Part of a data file
::::::
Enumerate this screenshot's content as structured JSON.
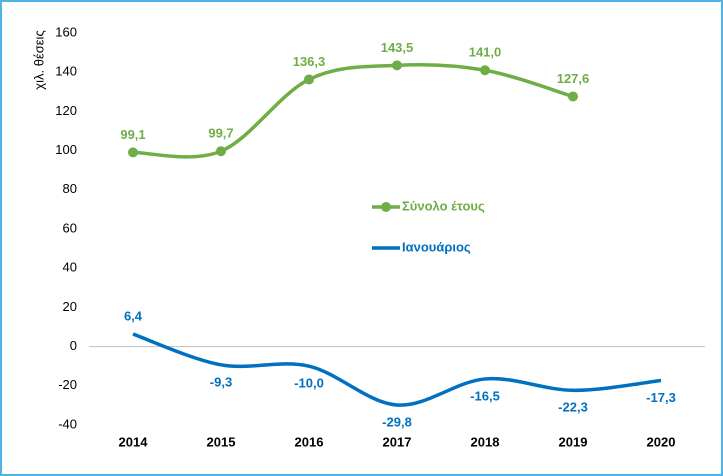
{
  "chart_data": {
    "type": "line",
    "y_label": "χιλ. θέσεις",
    "categories": [
      "2014",
      "2015",
      "2016",
      "2017",
      "2018",
      "2019",
      "2020"
    ],
    "series": [
      {
        "name": "Σύνολο έτους",
        "color": "#70ad47",
        "markers": true,
        "values": [
          99.1,
          99.7,
          136.3,
          143.5,
          141.0,
          127.6,
          null
        ],
        "value_labels": [
          "99,1",
          "99,7",
          "136,3",
          "143,5",
          "141,0",
          "127,6",
          null
        ]
      },
      {
        "name": "Ιανουάριος",
        "color": "#0070c0",
        "markers": false,
        "values": [
          6.4,
          -9.3,
          -10.0,
          -29.8,
          -16.5,
          -22.3,
          -17.3
        ],
        "value_labels": [
          "6,4",
          "-9,3",
          "-10,0",
          "-29,8",
          "-16,5",
          "-22,3",
          "-17,3"
        ]
      }
    ],
    "ylim": [
      -40,
      160
    ],
    "yticks": [
      -40,
      -20,
      0,
      20,
      40,
      60,
      80,
      100,
      120,
      140,
      160
    ],
    "grid": false,
    "smooth": true,
    "legend": "center"
  }
}
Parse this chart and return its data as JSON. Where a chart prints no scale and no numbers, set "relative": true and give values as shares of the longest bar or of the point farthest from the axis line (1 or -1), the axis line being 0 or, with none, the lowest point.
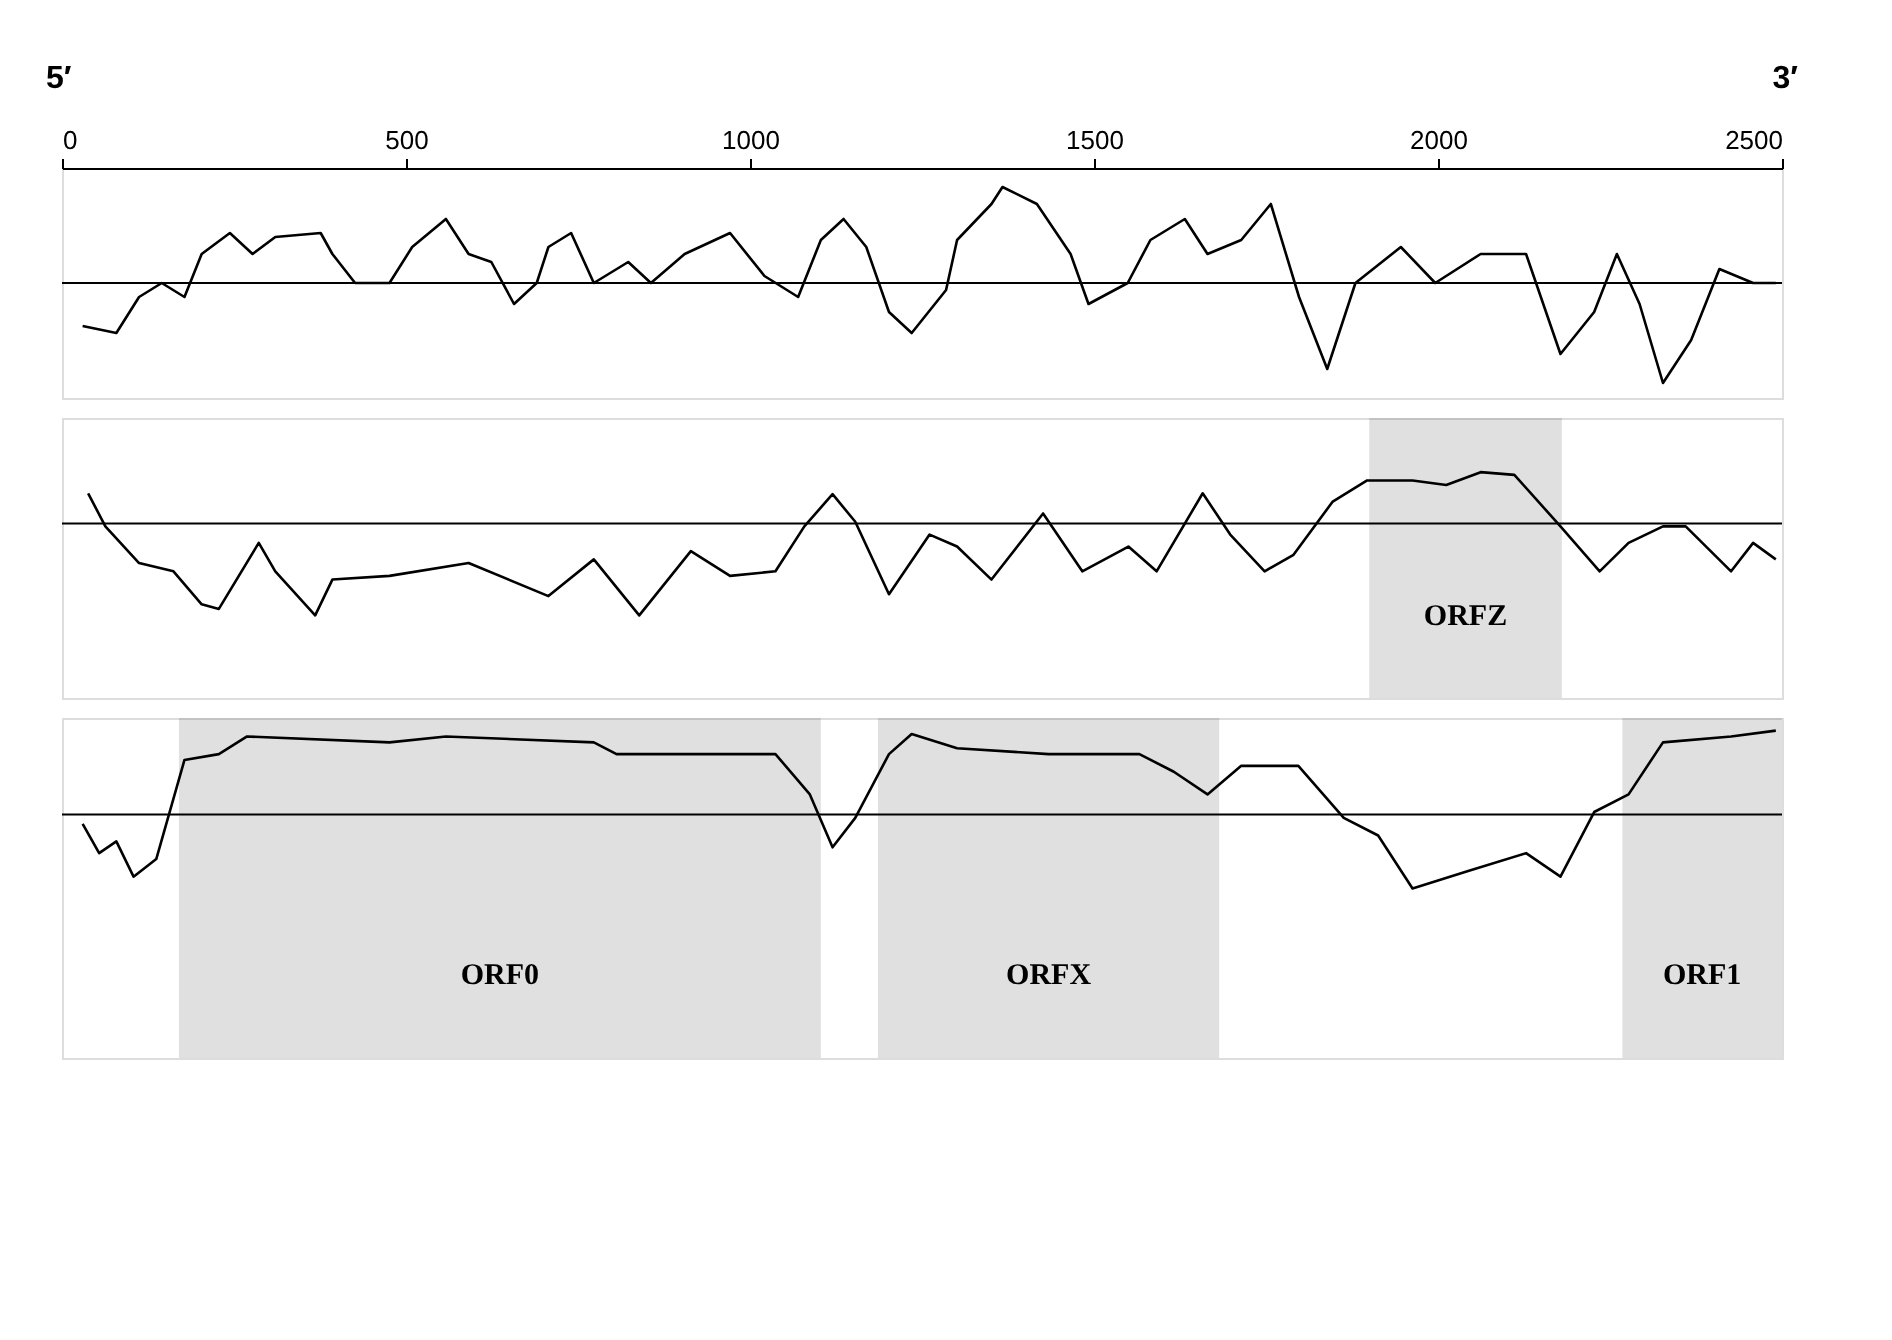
{
  "chart_data": [
    {
      "type": "line",
      "relative": true,
      "xlim": [
        0,
        2500
      ],
      "xticks": [
        0,
        500,
        1000,
        1500,
        2000,
        2500
      ],
      "tick_labels": "x",
      "grid": false,
      "marker": "none",
      "line_style": "solid",
      "annotations": [
        "5′",
        "3′"
      ],
      "ref_lines": [
        {
          "axis": "y",
          "value": 0,
          "label": null,
          "color": "#000000"
        }
      ],
      "series": [
        {
          "color": "#000000",
          "x": [
            30,
            79,
            112,
            145,
            178,
            203,
            244,
            277,
            310,
            376,
            393,
            426,
            476,
            509,
            558,
            591,
            624,
            657,
            690,
            707,
            740,
            773,
            823,
            856,
            905,
            971,
            1021,
            1070,
            1103,
            1136,
            1169,
            1202,
            1235,
            1285,
            1301,
            1351,
            1367,
            1417,
            1466,
            1492,
            1549,
            1582,
            1632,
            1665,
            1714,
            1757,
            1798,
            1839,
            1880,
            1946,
            1996,
            2062,
            2128,
            2178,
            2227,
            2260,
            2293,
            2327,
            2368,
            2409,
            2458,
            2491
          ],
          "values": [
            -0.43,
            -0.5,
            -0.14,
            0,
            -0.14,
            0.29,
            0.5,
            0.29,
            0.46,
            0.5,
            0.29,
            0,
            0,
            0.36,
            0.64,
            0.29,
            0.21,
            -0.21,
            0,
            0.36,
            0.5,
            0,
            0.21,
            0,
            0.29,
            0.5,
            0.07,
            -0.14,
            0.43,
            0.64,
            0.36,
            -0.29,
            -0.5,
            -0.07,
            0.43,
            0.79,
            0.96,
            0.79,
            0.29,
            -0.21,
            0,
            0.43,
            0.64,
            0.29,
            0.43,
            0.79,
            -0.14,
            -0.86,
            0,
            0.36,
            0,
            0.29,
            0.29,
            -0.71,
            -0.29,
            0.29,
            -0.21,
            -1,
            -0.57,
            0.14,
            0,
            0
          ]
        }
      ]
    },
    {
      "type": "line",
      "relative": true,
      "xlim": [
        0,
        2500
      ],
      "tick_labels": false,
      "grid": false,
      "marker": "none",
      "line_style": "solid",
      "ref_lines": [
        {
          "axis": "y",
          "value": 0,
          "label": null,
          "color": "#000000"
        }
      ],
      "bands": [
        {
          "axis": "x",
          "from": 1900,
          "to": 2180,
          "label": "ORFZ",
          "color": "#000000"
        }
      ],
      "series": [
        {
          "color": "#000000",
          "x": [
            38,
            63,
            112,
            162,
            203,
            228,
            286,
            310,
            368,
            393,
            476,
            591,
            707,
            773,
            839,
            914,
            971,
            1037,
            1079,
            1120,
            1153,
            1202,
            1261,
            1301,
            1351,
            1426,
            1483,
            1550,
            1591,
            1658,
            1698,
            1748,
            1790,
            1847,
            1897,
            1963,
            2012,
            2062,
            2111,
            2178,
            2235,
            2277,
            2327,
            2360,
            2426,
            2458,
            2491
          ],
          "values": [
            0.33,
            -0.03,
            -0.43,
            -0.52,
            -0.88,
            -0.93,
            -0.21,
            -0.52,
            -1,
            -0.61,
            -0.57,
            -0.43,
            -0.79,
            -0.39,
            -1,
            -0.3,
            -0.57,
            -0.52,
            -0.03,
            0.32,
            0.02,
            -0.77,
            -0.12,
            -0.25,
            -0.61,
            0.11,
            -0.52,
            -0.25,
            -0.52,
            0.33,
            -0.12,
            -0.52,
            -0.34,
            0.24,
            0.47,
            0.47,
            0.42,
            0.56,
            0.53,
            -0.03,
            -0.52,
            -0.21,
            -0.03,
            -0.03,
            -0.52,
            -0.21,
            -0.39
          ]
        }
      ]
    },
    {
      "type": "line",
      "relative": true,
      "xlim": [
        0,
        2500
      ],
      "tick_labels": false,
      "grid": false,
      "marker": "none",
      "line_style": "solid",
      "ref_lines": [
        {
          "axis": "y",
          "value": 0,
          "label": null,
          "color": "#000000"
        }
      ],
      "bands": [
        {
          "axis": "x",
          "from": 170,
          "to": 1103,
          "label": "ORF0",
          "color": "#000000"
        },
        {
          "axis": "x",
          "from": 1186,
          "to": 1682,
          "label": "ORFX",
          "color": "#000000"
        },
        {
          "axis": "x",
          "from": 2268,
          "to": 2500,
          "label": "ORF1",
          "color": "#000000"
        }
      ],
      "series": [
        {
          "color": "#000000",
          "x": [
            30,
            54,
            79,
            104,
            137,
            178,
            228,
            269,
            476,
            558,
            773,
            806,
            1037,
            1087,
            1120,
            1153,
            1202,
            1235,
            1301,
            1434,
            1566,
            1616,
            1665,
            1714,
            1797,
            1863,
            1913,
            1963,
            2045,
            2128,
            2178,
            2227,
            2277,
            2327,
            2426,
            2491
          ],
          "values": [
            -0.11,
            -0.46,
            -0.32,
            -0.74,
            -0.53,
            0.65,
            0.72,
            0.93,
            0.86,
            0.93,
            0.86,
            0.72,
            0.72,
            0.24,
            -0.39,
            -0.04,
            0.72,
            0.96,
            0.79,
            0.72,
            0.72,
            0.51,
            0.24,
            0.58,
            0.58,
            -0.04,
            -0.25,
            -0.88,
            -0.67,
            -0.46,
            -0.74,
            0.03,
            0.24,
            0.86,
            0.93,
            1
          ]
        }
      ]
    }
  ]
}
::::::
▶ [What this task involves] Repeat the data exactly, without the pictures.

▶ [Solution]
Enumerate this screenshot's content as structured JSON.
{
  "chart_data": {
    "type": "line",
    "y_label": "χιλ. θέσεις",
    "categories": [
      "2014",
      "2015",
      "2016",
      "2017",
      "2018",
      "2019",
      "2020"
    ],
    "series": [
      {
        "name": "Σύνολο έτους",
        "color": "#70ad47",
        "markers": true,
        "values": [
          99.1,
          99.7,
          136.3,
          143.5,
          141.0,
          127.6,
          null
        ],
        "value_labels": [
          "99,1",
          "99,7",
          "136,3",
          "143,5",
          "141,0",
          "127,6",
          null
        ]
      },
      {
        "name": "Ιανουάριος",
        "color": "#0070c0",
        "markers": false,
        "values": [
          6.4,
          -9.3,
          -10.0,
          -29.8,
          -16.5,
          -22.3,
          -17.3
        ],
        "value_labels": [
          "6,4",
          "-9,3",
          "-10,0",
          "-29,8",
          "-16,5",
          "-22,3",
          "-17,3"
        ]
      }
    ],
    "ylim": [
      -40,
      160
    ],
    "yticks": [
      -40,
      -20,
      0,
      20,
      40,
      60,
      80,
      100,
      120,
      140,
      160
    ],
    "grid": false,
    "smooth": true,
    "legend": "center"
  }
}
Parse this chart and return its data as JSON. Where a chart prints no scale and no numbers, set "relative": true and give values as shares of the longest bar or of the point farthest from the axis line (1 or -1), the axis line being 0 or, with none, the lowest point.
{
  "chart_data": [
    {
      "type": "line",
      "relative": true,
      "xlim": [
        0,
        2500
      ],
      "xticks": [
        0,
        500,
        1000,
        1500,
        2000,
        2500
      ],
      "tick_labels": "x",
      "grid": false,
      "marker": "none",
      "line_style": "solid",
      "annotations": [
        "5′",
        "3′"
      ],
      "ref_lines": [
        {
          "axis": "y",
          "value": 0,
          "label": null,
          "color": "#000000"
        }
      ],
      "series": [
        {
          "color": "#000000",
          "x": [
            30,
            79,
            112,
            145,
            178,
            203,
            244,
            277,
            310,
            376,
            393,
            426,
            476,
            509,
            558,
            591,
            624,
            657,
            690,
            707,
            740,
            773,
            823,
            856,
            905,
            971,
            1021,
            1070,
            1103,
            1136,
            1169,
            1202,
            1235,
            1285,
            1301,
            1351,
            1367,
            1417,
            1466,
            1492,
            1549,
            1582,
            1632,
            1665,
            1714,
            1757,
            1798,
            1839,
            1880,
            1946,
            1996,
            2062,
            2128,
            2178,
            2227,
            2260,
            2293,
            2327,
            2368,
            2409,
            2458,
            2491
          ],
          "values": [
            -0.43,
            -0.5,
            -0.14,
            0,
            -0.14,
            0.29,
            0.5,
            0.29,
            0.46,
            0.5,
            0.29,
            0,
            0,
            0.36,
            0.64,
            0.29,
            0.21,
            -0.21,
            0,
            0.36,
            0.5,
            0,
            0.21,
            0,
            0.29,
            0.5,
            0.07,
            -0.14,
            0.43,
            0.64,
            0.36,
            -0.29,
            -0.5,
            -0.07,
            0.43,
            0.79,
            0.96,
            0.79,
            0.29,
            -0.21,
            0,
            0.43,
            0.64,
            0.29,
            0.43,
            0.79,
            -0.14,
            -0.86,
            0,
            0.36,
            0,
            0.29,
            0.29,
            -0.71,
            -0.29,
            0.29,
            -0.21,
            -1,
            -0.57,
            0.14,
            0,
            0
          ]
        }
      ]
    },
    {
      "type": "line",
      "relative": true,
      "xlim": [
        0,
        2500
      ],
      "tick_labels": false,
      "grid": false,
      "marker": "none",
      "line_style": "solid",
      "ref_lines": [
        {
          "axis": "y",
          "value": 0,
          "label": null,
          "color": "#000000"
        }
      ],
      "bands": [
        {
          "axis": "x",
          "from": 1900,
          "to": 2180,
          "label": "ORFZ",
          "color": "#000000"
        }
      ],
      "series": [
        {
          "color": "#000000",
          "x": [
            38,
            63,
            112,
            162,
            203,
            228,
            286,
            310,
            368,
            393,
            476,
            591,
            707,
            773,
            839,
            914,
            971,
            1037,
            1079,
            1120,
            1153,
            1202,
            1261,
            1301,
            1351,
            1426,
            1483,
            1550,
            1591,
            1658,
            1698,
            1748,
            1790,
            1847,
            1897,
            1963,
            2012,
            2062,
            2111,
            2178,
            2235,
            2277,
            2327,
            2360,
            2426,
            2458,
            2491
          ],
          "values": [
            0.33,
            -0.03,
            -0.43,
            -0.52,
            -0.88,
            -0.93,
            -0.21,
            -0.52,
            -1,
            -0.61,
            -0.57,
            -0.43,
            -0.79,
            -0.39,
            -1,
            -0.3,
            -0.57,
            -0.52,
            -0.03,
            0.32,
            0.02,
            -0.77,
            -0.12,
            -0.25,
            -0.61,
            0.11,
            -0.52,
            -0.25,
            -0.52,
            0.33,
            -0.12,
            -0.52,
            -0.34,
            0.24,
            0.47,
            0.47,
            0.42,
            0.56,
            0.53,
            -0.03,
            -0.52,
            -0.21,
            -0.03,
            -0.03,
            -0.52,
            -0.21,
            -0.39
          ]
        }
      ]
    },
    {
      "type": "line",
      "relative": true,
      "xlim": [
        0,
        2500
      ],
      "tick_labels": false,
      "grid": false,
      "marker": "none",
      "line_style": "solid",
      "ref_lines": [
        {
          "axis": "y",
          "value": 0,
          "label": null,
          "color": "#000000"
        }
      ],
      "bands": [
        {
          "axis": "x",
          "from": 170,
          "to": 1103,
          "label": "ORF0",
          "color": "#000000"
        },
        {
          "axis": "x",
          "from": 1186,
          "to": 1682,
          "label": "ORFX",
          "color": "#000000"
        },
        {
          "axis": "x",
          "from": 2268,
          "to": 2500,
          "label": "ORF1",
          "color": "#000000"
        }
      ],
      "series": [
        {
          "color": "#000000",
          "x": [
            30,
            54,
            79,
            104,
            137,
            178,
            228,
            269,
            476,
            558,
            773,
            806,
            1037,
            1087,
            1120,
            1153,
            1202,
            1235,
            1301,
            1434,
            1566,
            1616,
            1665,
            1714,
            1797,
            1863,
            1913,
            1963,
            2045,
            2128,
            2178,
            2227,
            2277,
            2327,
            2426,
            2491
          ],
          "values": [
            -0.11,
            -0.46,
            -0.32,
            -0.74,
            -0.53,
            0.65,
            0.72,
            0.93,
            0.86,
            0.93,
            0.86,
            0.72,
            0.72,
            0.24,
            -0.39,
            -0.04,
            0.72,
            0.96,
            0.79,
            0.72,
            0.72,
            0.51,
            0.24,
            0.58,
            0.58,
            -0.04,
            -0.25,
            -0.88,
            -0.67,
            -0.46,
            -0.74,
            0.03,
            0.24,
            0.86,
            0.93,
            1
          ]
        }
      ]
    }
  ]
}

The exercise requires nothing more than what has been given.